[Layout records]
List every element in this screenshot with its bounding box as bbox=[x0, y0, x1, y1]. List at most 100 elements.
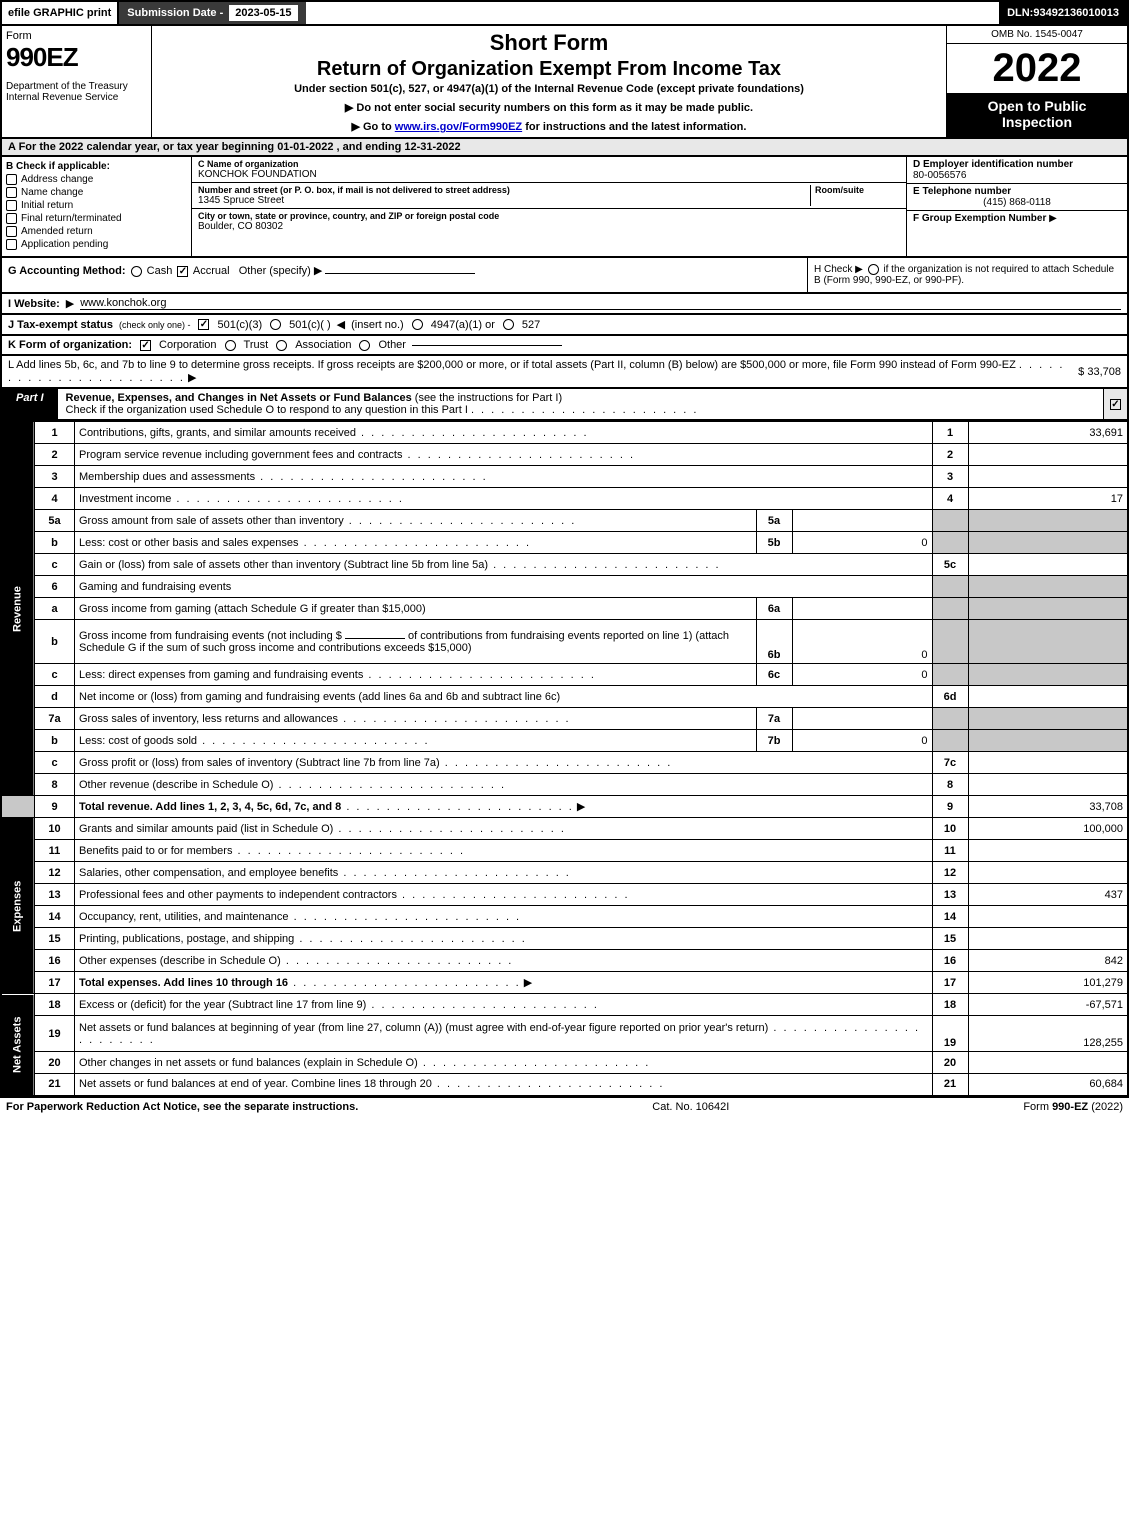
line-code: 20 bbox=[932, 1052, 968, 1074]
sub-code: 7a bbox=[756, 708, 792, 730]
line-num: 14 bbox=[35, 906, 75, 928]
line-desc: Contributions, gifts, grants, and simila… bbox=[75, 422, 933, 444]
dots-icon bbox=[471, 404, 699, 416]
grey-cell bbox=[968, 730, 1128, 752]
line-num: b bbox=[35, 730, 75, 752]
line-code: 4 bbox=[932, 488, 968, 510]
line-num: c bbox=[35, 664, 75, 686]
org-name-value: KONCHOK FOUNDATION bbox=[198, 169, 900, 180]
checkbox-accrual[interactable] bbox=[177, 266, 188, 277]
line-num: 9 bbox=[35, 796, 75, 818]
phone-label: E Telephone number bbox=[913, 186, 1121, 197]
dln-value: 93492136010013 bbox=[1033, 7, 1119, 19]
line-amount: 33,708 bbox=[968, 796, 1128, 818]
line-desc: Gross profit or (loss) from sales of inv… bbox=[75, 752, 933, 774]
radio-trust[interactable] bbox=[225, 340, 236, 351]
grey-cell bbox=[968, 510, 1128, 532]
line-5b: b Less: cost or other basis and sales ex… bbox=[1, 532, 1128, 554]
line-desc: Other expenses (describe in Schedule O) bbox=[75, 950, 933, 972]
line-desc: Excess or (deficit) for the year (Subtra… bbox=[75, 994, 933, 1016]
line-desc: Benefits paid to or for members bbox=[75, 840, 933, 862]
line-code: 1 bbox=[932, 422, 968, 444]
other-specify-field[interactable] bbox=[325, 273, 475, 274]
check-label: Initial return bbox=[21, 200, 73, 211]
irs-link[interactable]: www.irs.gov/Form990EZ bbox=[395, 121, 522, 133]
other-org-field[interactable] bbox=[412, 345, 562, 346]
sub-code: 6b bbox=[756, 620, 792, 664]
line-num: 11 bbox=[35, 840, 75, 862]
line-15: 15 Printing, publications, postage, and … bbox=[1, 928, 1128, 950]
line-desc: Grants and similar amounts paid (list in… bbox=[75, 818, 933, 840]
efile-label[interactable]: efile GRAPHIC print bbox=[2, 2, 119, 24]
department-label: Department of the Treasury Internal Reve… bbox=[6, 81, 147, 103]
org-name-cell: C Name of organization KONCHOK FOUNDATIO… bbox=[192, 157, 906, 183]
line-num: 1 bbox=[35, 422, 75, 444]
checkbox-501c3[interactable] bbox=[198, 319, 209, 330]
sub-code: 6c bbox=[756, 664, 792, 686]
radio-other[interactable] bbox=[359, 340, 370, 351]
info-block: B Check if applicable: Address change Na… bbox=[0, 157, 1129, 258]
check-address-change[interactable]: Address change bbox=[6, 174, 187, 185]
contrib-amount-field[interactable] bbox=[345, 638, 405, 639]
check-application-pending[interactable]: Application pending bbox=[6, 239, 187, 250]
line-10: Expenses 10 Grants and similar amounts p… bbox=[1, 818, 1128, 840]
part-i-lines-table: Revenue 1 Contributions, gifts, grants, … bbox=[0, 421, 1129, 1097]
group-label: F Group Exemption Number bbox=[913, 213, 1046, 224]
corp-label: Corporation bbox=[159, 339, 216, 351]
part-i-header: Part I Revenue, Expenses, and Changes in… bbox=[0, 389, 1129, 421]
footer-right: Form 990-EZ (2022) bbox=[1023, 1101, 1123, 1113]
line-6a: a Gross income from gaming (attach Sched… bbox=[1, 598, 1128, 620]
under-section: Under section 501(c), 527, or 4947(a)(1)… bbox=[160, 83, 938, 95]
opt-4947: 4947(a)(1) or bbox=[431, 319, 495, 331]
sub-value: 0 bbox=[792, 532, 932, 554]
checkbox-schedule-o[interactable] bbox=[1110, 399, 1121, 410]
line-code: 5c bbox=[932, 554, 968, 576]
arrow-icon: ▶ bbox=[1049, 213, 1057, 224]
opt-501c3: 501(c)(3) bbox=[217, 319, 262, 331]
line-18: Net Assets 18 Excess or (deficit) for th… bbox=[1, 994, 1128, 1016]
line-desc: Net assets or fund balances at end of ye… bbox=[75, 1074, 933, 1096]
line-code: 13 bbox=[932, 884, 968, 906]
opt-501c: 501(c)( ) bbox=[289, 319, 331, 331]
line-code: 12 bbox=[932, 862, 968, 884]
radio-501c[interactable] bbox=[270, 319, 281, 330]
checkbox-icon bbox=[6, 239, 17, 250]
part-i-title-bold: Revenue, Expenses, and Changes in Net As… bbox=[66, 392, 412, 404]
grey-cell bbox=[968, 576, 1128, 598]
radio-527[interactable] bbox=[503, 319, 514, 330]
radio-not-required[interactable] bbox=[868, 264, 879, 275]
line-11: 11 Benefits paid to or for members 11 bbox=[1, 840, 1128, 862]
grey-cell bbox=[932, 510, 968, 532]
row-g-accounting: G Accounting Method: Cash Accrual Other … bbox=[2, 258, 807, 292]
line-num: 17 bbox=[35, 972, 75, 994]
checkbox-corporation[interactable] bbox=[140, 340, 151, 351]
check-final-return[interactable]: Final return/terminated bbox=[6, 213, 187, 224]
grey-cell bbox=[1, 796, 35, 818]
line-code: 17 bbox=[932, 972, 968, 994]
line-desc: Less: cost or other basis and sales expe… bbox=[75, 532, 757, 554]
check-name-change[interactable]: Name change bbox=[6, 187, 187, 198]
website-value[interactable]: www.konchok.org bbox=[80, 297, 1121, 310]
line-num: d bbox=[35, 686, 75, 708]
line-amount bbox=[968, 862, 1128, 884]
trust-label: Trust bbox=[244, 339, 269, 351]
sub-code: 5b bbox=[756, 532, 792, 554]
check-amended-return[interactable]: Amended return bbox=[6, 226, 187, 237]
check-initial-return[interactable]: Initial return bbox=[6, 200, 187, 211]
row-a-tax-year: A For the 2022 calendar year, or tax yea… bbox=[0, 139, 1129, 157]
row-l-amount: $ 33,708 bbox=[1078, 366, 1121, 378]
line-code: 16 bbox=[932, 950, 968, 972]
sub-value bbox=[792, 708, 932, 730]
radio-association[interactable] bbox=[276, 340, 287, 351]
radio-cash[interactable] bbox=[131, 266, 142, 277]
line-5a: 5a Gross amount from sale of assets othe… bbox=[1, 510, 1128, 532]
line-desc: Less: direct expenses from gaming and fu… bbox=[75, 664, 757, 686]
column-b-checkboxes: B Check if applicable: Address change Na… bbox=[2, 157, 192, 256]
line-code: 6d bbox=[932, 686, 968, 708]
row-j-sub: (check only one) - bbox=[119, 320, 191, 330]
assoc-label: Association bbox=[295, 339, 351, 351]
line-amount bbox=[968, 840, 1128, 862]
phone-cell: E Telephone number (415) 868-0118 bbox=[907, 184, 1127, 211]
line-12: 12 Salaries, other compensation, and emp… bbox=[1, 862, 1128, 884]
radio-4947[interactable] bbox=[412, 319, 423, 330]
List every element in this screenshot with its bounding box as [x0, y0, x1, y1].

▶ **Written problem**
Copy out every line of the entries above word for word, leaving out the pictures.

▶ **Exercise result**
List every element in this screenshot with its bounding box as bbox=[x0, y0, x1, y1]. List at most 100 elements.
line-code: 20 bbox=[932, 1052, 968, 1074]
sub-code: 7a bbox=[756, 708, 792, 730]
line-num: 14 bbox=[35, 906, 75, 928]
line-desc: Contributions, gifts, grants, and simila… bbox=[75, 422, 933, 444]
dots-icon bbox=[471, 404, 699, 416]
grey-cell bbox=[968, 730, 1128, 752]
line-num: b bbox=[35, 730, 75, 752]
line-code: 4 bbox=[932, 488, 968, 510]
line-num: c bbox=[35, 664, 75, 686]
org-name-value: KONCHOK FOUNDATION bbox=[198, 169, 900, 180]
checkbox-accrual[interactable] bbox=[177, 266, 188, 277]
line-num: 9 bbox=[35, 796, 75, 818]
phone-label: E Telephone number bbox=[913, 186, 1121, 197]
dln-value: 93492136010013 bbox=[1033, 7, 1119, 19]
line-amount: 33,708 bbox=[968, 796, 1128, 818]
line-desc: Gross profit or (loss) from sales of inv… bbox=[75, 752, 933, 774]
radio-trust[interactable] bbox=[225, 340, 236, 351]
grey-cell bbox=[968, 510, 1128, 532]
line-5b: b Less: cost or other basis and sales ex… bbox=[1, 532, 1128, 554]
line-desc: Other expenses (describe in Schedule O) bbox=[75, 950, 933, 972]
line-desc: Excess or (deficit) for the year (Subtra… bbox=[75, 994, 933, 1016]
line-desc: Benefits paid to or for members bbox=[75, 840, 933, 862]
line-code: 1 bbox=[932, 422, 968, 444]
other-specify-field[interactable] bbox=[325, 273, 475, 274]
check-label: Initial return bbox=[21, 200, 73, 211]
irs-link[interactable]: www.irs.gov/Form990EZ bbox=[395, 121, 522, 133]
other-org-field[interactable] bbox=[412, 345, 562, 346]
sub-code: 6b bbox=[756, 620, 792, 664]
line-num: 11 bbox=[35, 840, 75, 862]
line-15: 15 Printing, publications, postage, and … bbox=[1, 928, 1128, 950]
line-desc: Grants and similar amounts paid (list in… bbox=[75, 818, 933, 840]
efile-label[interactable]: efile GRAPHIC print bbox=[2, 2, 119, 24]
department-label: Department of the Treasury Internal Reve… bbox=[6, 81, 147, 103]
org-name-cell: C Name of organization KONCHOK FOUNDATIO… bbox=[192, 157, 906, 183]
line-num: 1 bbox=[35, 422, 75, 444]
checkbox-501c3[interactable] bbox=[198, 319, 209, 330]
sub-code: 6c bbox=[756, 664, 792, 686]
radio-other[interactable] bbox=[359, 340, 370, 351]
info-block: B Check if applicable: Address change Na… bbox=[0, 157, 1129, 258]
check-address-change[interactable]: Address change bbox=[6, 174, 187, 185]
contrib-amount-field[interactable] bbox=[345, 638, 405, 639]
check-application-pending[interactable]: Application pending bbox=[6, 239, 187, 250]
line-10: Expenses 10 Grants and similar amounts p… bbox=[1, 818, 1128, 840]
part-i-lines-table: Revenue 1 Contributions, gifts, grants, … bbox=[0, 421, 1129, 1097]
group-label: F Group Exemption Number bbox=[913, 213, 1046, 224]
corp-label: Corporation bbox=[159, 339, 216, 351]
part-i-header: Part I Revenue, Expenses, and Changes in… bbox=[0, 389, 1129, 421]
footer-right: Form 990-EZ (2022) bbox=[1023, 1101, 1123, 1113]
line-6a: a Gross income from gaming (attach Sched… bbox=[1, 598, 1128, 620]
under-section: Under section 501(c), 527, or 4947(a)(1)… bbox=[160, 83, 938, 95]
opt-4947: 4947(a)(1) or bbox=[431, 319, 495, 331]
sub-value: 0 bbox=[792, 532, 932, 554]
checkbox-schedule-o[interactable] bbox=[1110, 399, 1121, 410]
line-code: 5c bbox=[932, 554, 968, 576]
arrow-icon: ▶ bbox=[1049, 213, 1057, 224]
opt-501c3: 501(c)(3) bbox=[217, 319, 262, 331]
line-18: Net Assets 18 Excess or (deficit) for th… bbox=[1, 994, 1128, 1016]
line-desc: Net assets or fund balances at end of ye… bbox=[75, 1074, 933, 1096]
line-code: 13 bbox=[932, 884, 968, 906]
opt-501c: 501(c)( ) bbox=[289, 319, 331, 331]
line-code: 12 bbox=[932, 862, 968, 884]
radio-501c[interactable] bbox=[270, 319, 281, 330]
checkbox-icon bbox=[6, 239, 17, 250]
part-i-title-bold: Revenue, Expenses, and Changes in Net As… bbox=[66, 392, 412, 404]
grey-cell bbox=[968, 576, 1128, 598]
radio-527[interactable] bbox=[503, 319, 514, 330]
radio-not-required[interactable] bbox=[868, 264, 879, 275]
line-11: 11 Benefits paid to or for members 11 bbox=[1, 840, 1128, 862]
grey-cell bbox=[932, 510, 968, 532]
row-g-accounting: G Accounting Method: Cash Accrual Other … bbox=[2, 258, 807, 292]
line-num: 17 bbox=[35, 972, 75, 994]
checkbox-corporation[interactable] bbox=[140, 340, 151, 351]
check-final-return[interactable]: Final return/terminated bbox=[6, 213, 187, 224]
grey-cell bbox=[1, 796, 35, 818]
line-code: 17 bbox=[932, 972, 968, 994]
line-desc: Less: cost or other basis and sales expe… bbox=[75, 532, 757, 554]
check-name-change[interactable]: Name change bbox=[6, 187, 187, 198]
website-value[interactable]: www.konchok.org bbox=[80, 297, 1121, 310]
line-num: d bbox=[35, 686, 75, 708]
line-amount bbox=[968, 862, 1128, 884]
trust-label: Trust bbox=[244, 339, 269, 351]
sub-code: 5b bbox=[756, 532, 792, 554]
check-amended-return[interactable]: Amended return bbox=[6, 226, 187, 237]
check-initial-return[interactable]: Initial return bbox=[6, 200, 187, 211]
row-a-tax-year: A For the 2022 calendar year, or tax yea… bbox=[0, 139, 1129, 157]
row-l-amount: $ 33,708 bbox=[1078, 366, 1121, 378]
line-code: 16 bbox=[932, 950, 968, 972]
sub-value bbox=[792, 708, 932, 730]
radio-association[interactable] bbox=[276, 340, 287, 351]
radio-cash[interactable] bbox=[131, 266, 142, 277]
line-5a: 5a Gross amount from sale of assets othe… bbox=[1, 510, 1128, 532]
line-desc: Less: direct expenses from gaming and fu… bbox=[75, 664, 757, 686]
column-b-checkboxes: B Check if applicable: Address change Na… bbox=[2, 157, 192, 256]
line-code: 6d bbox=[932, 686, 968, 708]
row-j-sub: (check only one) - bbox=[119, 320, 191, 330]
assoc-label: Association bbox=[295, 339, 351, 351]
line-amount bbox=[968, 840, 1128, 862]
phone-cell: E Telephone number (415) 868-0118 bbox=[907, 184, 1127, 211]
line-12: 12 Salaries, other compensation, and emp… bbox=[1, 862, 1128, 884]
radio-4947[interactable] bbox=[412, 319, 423, 330]
List every element in this screenshot with its bounding box as [x0, y0, x1, y1].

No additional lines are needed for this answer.